**Task objective**. Identify all lines of the data containing the string "argument" and copy them.

**Data for this exercise**.
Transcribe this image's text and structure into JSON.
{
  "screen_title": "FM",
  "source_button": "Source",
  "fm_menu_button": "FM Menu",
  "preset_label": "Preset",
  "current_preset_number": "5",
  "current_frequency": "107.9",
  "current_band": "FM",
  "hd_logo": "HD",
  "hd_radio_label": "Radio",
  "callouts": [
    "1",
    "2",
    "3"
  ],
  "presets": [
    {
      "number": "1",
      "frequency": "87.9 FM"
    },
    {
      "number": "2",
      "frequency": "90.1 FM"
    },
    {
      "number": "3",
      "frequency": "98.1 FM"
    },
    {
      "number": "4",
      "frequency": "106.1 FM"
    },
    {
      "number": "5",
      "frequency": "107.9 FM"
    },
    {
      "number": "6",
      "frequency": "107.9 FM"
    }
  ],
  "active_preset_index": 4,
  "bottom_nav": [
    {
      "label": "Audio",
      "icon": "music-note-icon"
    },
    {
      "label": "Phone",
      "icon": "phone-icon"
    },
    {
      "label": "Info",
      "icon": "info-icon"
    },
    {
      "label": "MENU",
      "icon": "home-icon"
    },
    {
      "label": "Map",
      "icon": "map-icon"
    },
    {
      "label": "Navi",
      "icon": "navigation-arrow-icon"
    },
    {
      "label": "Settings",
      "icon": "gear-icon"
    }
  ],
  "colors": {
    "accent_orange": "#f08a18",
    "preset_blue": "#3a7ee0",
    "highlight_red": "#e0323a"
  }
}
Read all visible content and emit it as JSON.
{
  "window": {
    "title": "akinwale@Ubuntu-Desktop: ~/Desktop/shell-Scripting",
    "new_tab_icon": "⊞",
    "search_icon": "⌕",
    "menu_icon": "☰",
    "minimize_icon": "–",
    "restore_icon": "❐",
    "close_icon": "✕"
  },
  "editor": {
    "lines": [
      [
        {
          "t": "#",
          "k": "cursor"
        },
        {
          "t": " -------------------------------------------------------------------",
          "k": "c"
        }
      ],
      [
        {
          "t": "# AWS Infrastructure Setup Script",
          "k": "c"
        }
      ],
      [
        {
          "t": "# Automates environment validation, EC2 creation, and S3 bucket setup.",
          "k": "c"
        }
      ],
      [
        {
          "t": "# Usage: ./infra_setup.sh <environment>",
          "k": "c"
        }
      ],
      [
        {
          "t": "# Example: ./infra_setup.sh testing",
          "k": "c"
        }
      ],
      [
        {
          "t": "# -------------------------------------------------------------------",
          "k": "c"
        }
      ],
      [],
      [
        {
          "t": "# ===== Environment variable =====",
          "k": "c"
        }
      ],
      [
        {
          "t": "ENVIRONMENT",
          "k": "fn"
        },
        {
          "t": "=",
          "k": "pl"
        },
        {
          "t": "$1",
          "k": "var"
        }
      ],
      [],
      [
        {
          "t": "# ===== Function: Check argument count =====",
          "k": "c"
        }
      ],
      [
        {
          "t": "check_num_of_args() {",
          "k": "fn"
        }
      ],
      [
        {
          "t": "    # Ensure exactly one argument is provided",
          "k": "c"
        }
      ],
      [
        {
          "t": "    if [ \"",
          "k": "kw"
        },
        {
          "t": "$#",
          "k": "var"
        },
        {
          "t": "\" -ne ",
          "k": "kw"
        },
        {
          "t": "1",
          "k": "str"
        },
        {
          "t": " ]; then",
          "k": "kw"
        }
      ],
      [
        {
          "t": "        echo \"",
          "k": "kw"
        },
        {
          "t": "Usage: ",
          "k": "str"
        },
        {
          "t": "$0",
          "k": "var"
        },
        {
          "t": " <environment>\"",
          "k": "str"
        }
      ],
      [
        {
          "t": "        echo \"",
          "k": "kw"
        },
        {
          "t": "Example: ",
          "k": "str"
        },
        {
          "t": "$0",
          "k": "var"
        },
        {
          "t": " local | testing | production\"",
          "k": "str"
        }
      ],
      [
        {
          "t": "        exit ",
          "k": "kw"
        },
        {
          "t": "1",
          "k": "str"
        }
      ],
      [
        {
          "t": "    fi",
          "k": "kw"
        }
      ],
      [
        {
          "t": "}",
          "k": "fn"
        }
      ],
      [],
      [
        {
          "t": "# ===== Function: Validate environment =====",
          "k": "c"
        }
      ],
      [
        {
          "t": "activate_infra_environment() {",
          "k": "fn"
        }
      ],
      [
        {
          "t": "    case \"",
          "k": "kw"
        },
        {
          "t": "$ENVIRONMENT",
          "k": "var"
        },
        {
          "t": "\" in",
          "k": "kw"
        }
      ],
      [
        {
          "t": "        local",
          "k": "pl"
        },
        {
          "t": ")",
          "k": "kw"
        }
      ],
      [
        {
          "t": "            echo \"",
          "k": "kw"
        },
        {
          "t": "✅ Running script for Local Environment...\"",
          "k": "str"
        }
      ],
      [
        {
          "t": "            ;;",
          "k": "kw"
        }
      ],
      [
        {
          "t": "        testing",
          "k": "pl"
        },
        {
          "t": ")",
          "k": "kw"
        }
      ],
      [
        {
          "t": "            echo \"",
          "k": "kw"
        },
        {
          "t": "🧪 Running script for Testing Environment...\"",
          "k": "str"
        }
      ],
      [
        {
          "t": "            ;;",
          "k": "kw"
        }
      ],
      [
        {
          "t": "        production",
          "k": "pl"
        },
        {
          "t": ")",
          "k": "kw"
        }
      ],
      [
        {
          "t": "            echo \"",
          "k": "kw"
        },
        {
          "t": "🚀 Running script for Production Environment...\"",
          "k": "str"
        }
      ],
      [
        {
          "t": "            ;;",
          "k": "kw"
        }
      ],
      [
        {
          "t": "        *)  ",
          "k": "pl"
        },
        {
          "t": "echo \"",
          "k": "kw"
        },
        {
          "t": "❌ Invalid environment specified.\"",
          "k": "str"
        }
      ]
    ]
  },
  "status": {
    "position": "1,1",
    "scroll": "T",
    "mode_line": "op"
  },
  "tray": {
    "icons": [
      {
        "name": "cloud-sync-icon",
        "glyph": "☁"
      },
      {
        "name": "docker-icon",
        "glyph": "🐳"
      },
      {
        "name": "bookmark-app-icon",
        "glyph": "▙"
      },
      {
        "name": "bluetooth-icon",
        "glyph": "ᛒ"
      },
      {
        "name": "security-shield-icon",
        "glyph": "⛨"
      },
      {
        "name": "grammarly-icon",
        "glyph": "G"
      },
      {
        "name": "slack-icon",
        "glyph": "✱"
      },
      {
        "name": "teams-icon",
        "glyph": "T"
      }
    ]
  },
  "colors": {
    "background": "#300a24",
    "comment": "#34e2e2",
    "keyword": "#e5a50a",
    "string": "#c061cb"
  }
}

**Exercise solution**.
          "t": "# ===== Function: Check argument count =====",
          "t": "    # Ensure exactly one argument is provided",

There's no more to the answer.